**Given exercise**
Please report every line from the material that contains the word "BLACK".

**Information shown**
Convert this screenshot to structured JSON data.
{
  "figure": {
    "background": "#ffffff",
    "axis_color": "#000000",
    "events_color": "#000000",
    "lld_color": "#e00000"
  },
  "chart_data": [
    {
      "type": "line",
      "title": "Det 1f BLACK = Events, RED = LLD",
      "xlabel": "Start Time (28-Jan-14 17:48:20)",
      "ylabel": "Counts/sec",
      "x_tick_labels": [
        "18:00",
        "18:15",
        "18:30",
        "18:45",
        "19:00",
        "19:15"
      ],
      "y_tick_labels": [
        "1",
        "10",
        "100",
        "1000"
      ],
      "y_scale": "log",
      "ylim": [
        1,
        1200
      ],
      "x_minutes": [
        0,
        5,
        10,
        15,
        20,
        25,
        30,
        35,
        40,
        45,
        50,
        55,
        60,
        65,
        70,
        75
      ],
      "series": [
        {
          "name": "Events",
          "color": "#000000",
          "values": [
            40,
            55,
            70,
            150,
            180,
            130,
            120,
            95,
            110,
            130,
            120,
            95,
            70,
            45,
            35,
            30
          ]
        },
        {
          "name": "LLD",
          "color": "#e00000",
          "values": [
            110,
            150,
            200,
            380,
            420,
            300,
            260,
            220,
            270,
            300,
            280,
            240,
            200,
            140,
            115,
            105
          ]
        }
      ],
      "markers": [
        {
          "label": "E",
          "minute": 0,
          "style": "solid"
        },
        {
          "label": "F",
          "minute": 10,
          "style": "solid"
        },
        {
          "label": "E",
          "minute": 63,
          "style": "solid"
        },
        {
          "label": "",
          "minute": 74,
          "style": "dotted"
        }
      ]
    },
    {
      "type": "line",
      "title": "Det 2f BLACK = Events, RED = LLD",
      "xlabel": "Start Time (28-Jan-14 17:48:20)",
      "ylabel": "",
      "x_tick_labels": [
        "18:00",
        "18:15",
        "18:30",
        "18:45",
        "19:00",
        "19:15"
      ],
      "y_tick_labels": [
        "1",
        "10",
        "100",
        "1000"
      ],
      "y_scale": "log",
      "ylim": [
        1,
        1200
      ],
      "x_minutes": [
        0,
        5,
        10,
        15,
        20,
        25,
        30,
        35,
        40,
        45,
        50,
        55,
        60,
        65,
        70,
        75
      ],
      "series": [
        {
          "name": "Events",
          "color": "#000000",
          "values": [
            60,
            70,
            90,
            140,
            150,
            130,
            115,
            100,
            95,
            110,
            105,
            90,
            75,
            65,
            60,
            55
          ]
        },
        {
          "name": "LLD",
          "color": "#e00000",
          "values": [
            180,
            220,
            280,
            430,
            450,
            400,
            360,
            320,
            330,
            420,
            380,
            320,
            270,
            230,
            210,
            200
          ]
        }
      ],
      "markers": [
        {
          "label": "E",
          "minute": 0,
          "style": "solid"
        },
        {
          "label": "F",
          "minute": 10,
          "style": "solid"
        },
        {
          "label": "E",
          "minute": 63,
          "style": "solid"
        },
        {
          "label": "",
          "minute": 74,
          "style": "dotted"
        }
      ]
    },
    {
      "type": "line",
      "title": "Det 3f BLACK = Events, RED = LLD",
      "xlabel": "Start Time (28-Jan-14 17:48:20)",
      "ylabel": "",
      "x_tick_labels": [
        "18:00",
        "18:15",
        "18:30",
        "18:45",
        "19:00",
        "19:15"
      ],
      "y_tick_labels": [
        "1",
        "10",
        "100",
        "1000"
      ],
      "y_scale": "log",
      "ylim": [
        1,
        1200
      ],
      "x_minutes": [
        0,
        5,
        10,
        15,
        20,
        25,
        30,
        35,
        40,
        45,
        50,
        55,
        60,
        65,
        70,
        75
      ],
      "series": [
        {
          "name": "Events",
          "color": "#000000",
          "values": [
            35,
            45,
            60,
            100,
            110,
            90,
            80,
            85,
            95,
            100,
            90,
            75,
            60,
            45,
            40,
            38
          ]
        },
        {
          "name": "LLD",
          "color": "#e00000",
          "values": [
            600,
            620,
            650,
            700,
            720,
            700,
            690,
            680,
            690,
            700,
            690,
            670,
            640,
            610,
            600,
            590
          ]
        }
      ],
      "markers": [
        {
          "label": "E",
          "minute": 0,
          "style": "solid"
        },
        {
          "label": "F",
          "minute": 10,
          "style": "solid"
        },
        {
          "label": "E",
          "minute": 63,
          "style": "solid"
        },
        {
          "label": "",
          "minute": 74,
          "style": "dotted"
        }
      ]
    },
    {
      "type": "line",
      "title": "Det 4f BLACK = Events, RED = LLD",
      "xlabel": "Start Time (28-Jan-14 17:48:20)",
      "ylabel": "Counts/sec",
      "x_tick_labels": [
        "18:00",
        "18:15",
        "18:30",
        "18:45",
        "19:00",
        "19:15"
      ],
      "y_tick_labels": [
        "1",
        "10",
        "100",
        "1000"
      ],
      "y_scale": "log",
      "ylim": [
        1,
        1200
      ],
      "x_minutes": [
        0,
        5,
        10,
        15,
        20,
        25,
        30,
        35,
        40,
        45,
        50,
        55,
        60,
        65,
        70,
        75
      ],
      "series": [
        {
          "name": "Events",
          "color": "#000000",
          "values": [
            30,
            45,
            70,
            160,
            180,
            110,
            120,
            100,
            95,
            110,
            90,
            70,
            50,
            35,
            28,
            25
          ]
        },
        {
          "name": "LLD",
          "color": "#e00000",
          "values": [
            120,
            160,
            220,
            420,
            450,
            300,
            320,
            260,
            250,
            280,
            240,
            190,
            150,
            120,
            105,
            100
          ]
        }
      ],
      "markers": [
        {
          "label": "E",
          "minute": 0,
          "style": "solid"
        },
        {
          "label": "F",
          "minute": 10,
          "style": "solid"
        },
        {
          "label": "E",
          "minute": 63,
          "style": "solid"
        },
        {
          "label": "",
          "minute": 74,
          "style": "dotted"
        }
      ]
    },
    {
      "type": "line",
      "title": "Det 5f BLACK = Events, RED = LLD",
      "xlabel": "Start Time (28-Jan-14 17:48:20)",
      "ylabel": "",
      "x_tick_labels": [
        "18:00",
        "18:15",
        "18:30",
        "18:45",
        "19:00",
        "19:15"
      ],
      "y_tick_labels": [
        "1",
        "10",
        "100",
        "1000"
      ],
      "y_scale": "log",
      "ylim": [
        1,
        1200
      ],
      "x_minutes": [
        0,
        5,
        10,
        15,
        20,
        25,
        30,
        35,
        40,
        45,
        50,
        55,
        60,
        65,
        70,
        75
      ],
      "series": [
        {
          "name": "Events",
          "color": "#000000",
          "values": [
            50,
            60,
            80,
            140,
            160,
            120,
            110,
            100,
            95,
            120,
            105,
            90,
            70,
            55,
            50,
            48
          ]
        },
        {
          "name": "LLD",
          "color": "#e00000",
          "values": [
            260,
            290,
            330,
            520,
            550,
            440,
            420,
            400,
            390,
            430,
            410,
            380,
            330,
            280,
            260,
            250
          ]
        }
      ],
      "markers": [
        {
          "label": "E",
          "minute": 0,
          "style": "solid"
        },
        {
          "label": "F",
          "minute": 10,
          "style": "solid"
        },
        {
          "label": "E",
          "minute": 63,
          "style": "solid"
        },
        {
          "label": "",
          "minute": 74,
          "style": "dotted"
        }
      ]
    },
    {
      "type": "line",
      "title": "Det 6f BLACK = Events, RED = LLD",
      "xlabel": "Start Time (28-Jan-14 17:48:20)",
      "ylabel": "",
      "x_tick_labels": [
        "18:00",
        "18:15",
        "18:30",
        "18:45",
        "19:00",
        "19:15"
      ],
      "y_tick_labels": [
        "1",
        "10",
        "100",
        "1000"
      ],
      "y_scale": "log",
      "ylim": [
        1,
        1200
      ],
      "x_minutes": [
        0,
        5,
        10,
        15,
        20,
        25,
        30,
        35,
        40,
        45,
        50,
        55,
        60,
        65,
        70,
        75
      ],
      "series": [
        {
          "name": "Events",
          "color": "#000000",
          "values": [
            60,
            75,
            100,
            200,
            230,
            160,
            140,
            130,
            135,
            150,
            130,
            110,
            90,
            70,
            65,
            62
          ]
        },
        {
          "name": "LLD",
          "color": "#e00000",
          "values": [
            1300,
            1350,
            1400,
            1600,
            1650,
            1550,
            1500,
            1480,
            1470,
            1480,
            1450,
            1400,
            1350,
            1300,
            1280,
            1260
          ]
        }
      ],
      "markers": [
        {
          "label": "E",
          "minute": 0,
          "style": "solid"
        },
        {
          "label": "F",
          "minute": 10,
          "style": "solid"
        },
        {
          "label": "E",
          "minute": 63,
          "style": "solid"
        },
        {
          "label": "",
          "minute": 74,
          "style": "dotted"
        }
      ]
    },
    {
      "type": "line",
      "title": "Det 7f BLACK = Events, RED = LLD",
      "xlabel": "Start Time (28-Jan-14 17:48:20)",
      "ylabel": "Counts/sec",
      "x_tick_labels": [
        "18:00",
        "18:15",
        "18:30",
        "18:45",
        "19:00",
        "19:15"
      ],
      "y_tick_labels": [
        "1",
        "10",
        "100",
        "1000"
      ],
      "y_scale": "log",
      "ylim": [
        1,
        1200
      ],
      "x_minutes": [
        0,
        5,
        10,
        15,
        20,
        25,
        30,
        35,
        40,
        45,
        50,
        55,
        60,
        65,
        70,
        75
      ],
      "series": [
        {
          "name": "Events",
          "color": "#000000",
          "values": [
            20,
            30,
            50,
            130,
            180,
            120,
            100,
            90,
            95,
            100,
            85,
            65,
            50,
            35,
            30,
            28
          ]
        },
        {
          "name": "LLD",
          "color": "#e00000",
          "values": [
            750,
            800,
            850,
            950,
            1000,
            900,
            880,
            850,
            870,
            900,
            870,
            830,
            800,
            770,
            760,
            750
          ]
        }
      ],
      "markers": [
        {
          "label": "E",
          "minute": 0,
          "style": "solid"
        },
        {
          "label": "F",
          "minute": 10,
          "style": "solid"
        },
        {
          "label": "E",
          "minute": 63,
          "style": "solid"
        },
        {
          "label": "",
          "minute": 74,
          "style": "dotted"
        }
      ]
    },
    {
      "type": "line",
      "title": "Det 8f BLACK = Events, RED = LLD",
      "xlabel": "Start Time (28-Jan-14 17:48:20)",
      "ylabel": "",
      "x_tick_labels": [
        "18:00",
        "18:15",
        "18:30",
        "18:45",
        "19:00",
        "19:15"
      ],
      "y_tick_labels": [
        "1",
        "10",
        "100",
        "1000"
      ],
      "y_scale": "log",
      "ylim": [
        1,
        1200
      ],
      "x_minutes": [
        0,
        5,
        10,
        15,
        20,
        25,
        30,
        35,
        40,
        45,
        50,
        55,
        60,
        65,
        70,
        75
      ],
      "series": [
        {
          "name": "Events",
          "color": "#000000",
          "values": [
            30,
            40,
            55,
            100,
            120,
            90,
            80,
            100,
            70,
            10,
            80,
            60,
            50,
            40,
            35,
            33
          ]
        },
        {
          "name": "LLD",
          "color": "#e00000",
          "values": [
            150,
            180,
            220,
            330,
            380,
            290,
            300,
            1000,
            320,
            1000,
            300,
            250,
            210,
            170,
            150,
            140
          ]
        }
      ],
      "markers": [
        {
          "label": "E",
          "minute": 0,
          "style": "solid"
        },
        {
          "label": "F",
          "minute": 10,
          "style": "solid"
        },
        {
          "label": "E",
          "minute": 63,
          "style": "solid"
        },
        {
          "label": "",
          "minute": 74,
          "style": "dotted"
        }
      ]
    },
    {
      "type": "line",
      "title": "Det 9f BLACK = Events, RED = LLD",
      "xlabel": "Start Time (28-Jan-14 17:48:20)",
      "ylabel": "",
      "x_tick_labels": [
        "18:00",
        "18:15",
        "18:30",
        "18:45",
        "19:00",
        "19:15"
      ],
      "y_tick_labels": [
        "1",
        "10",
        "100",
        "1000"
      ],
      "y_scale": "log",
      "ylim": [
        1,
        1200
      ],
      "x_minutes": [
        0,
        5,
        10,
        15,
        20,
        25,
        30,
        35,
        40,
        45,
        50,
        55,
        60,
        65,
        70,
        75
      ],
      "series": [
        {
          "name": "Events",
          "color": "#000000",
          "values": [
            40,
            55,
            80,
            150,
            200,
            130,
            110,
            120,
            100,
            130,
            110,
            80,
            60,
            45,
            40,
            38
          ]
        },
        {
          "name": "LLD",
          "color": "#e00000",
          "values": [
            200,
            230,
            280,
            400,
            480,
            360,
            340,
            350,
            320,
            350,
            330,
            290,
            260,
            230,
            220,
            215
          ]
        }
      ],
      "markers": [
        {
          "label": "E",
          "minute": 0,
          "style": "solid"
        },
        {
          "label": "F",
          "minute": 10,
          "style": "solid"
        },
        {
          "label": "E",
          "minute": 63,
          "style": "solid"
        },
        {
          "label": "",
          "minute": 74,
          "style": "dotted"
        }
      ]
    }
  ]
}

**Response to the task**
      "title": "Det 1f BLACK = Events, RED = LLD",
      "title": "Det 2f BLACK = Events, RED = LLD",
      "title": "Det 3f BLACK = Events, RED = LLD",
      "title": "Det 4f BLACK = Events, RED = LLD",
      "title": "Det 5f BLACK = Events, RED = LLD",
      "title": "Det 6f BLACK = Events, RED = LLD",
      "title": "Det 7f BLACK = Events, RED = LLD",
      "title": "Det 8f BLACK = Events, RED = LLD",
      "title": "Det 9f BLACK = Events, RED = LLD",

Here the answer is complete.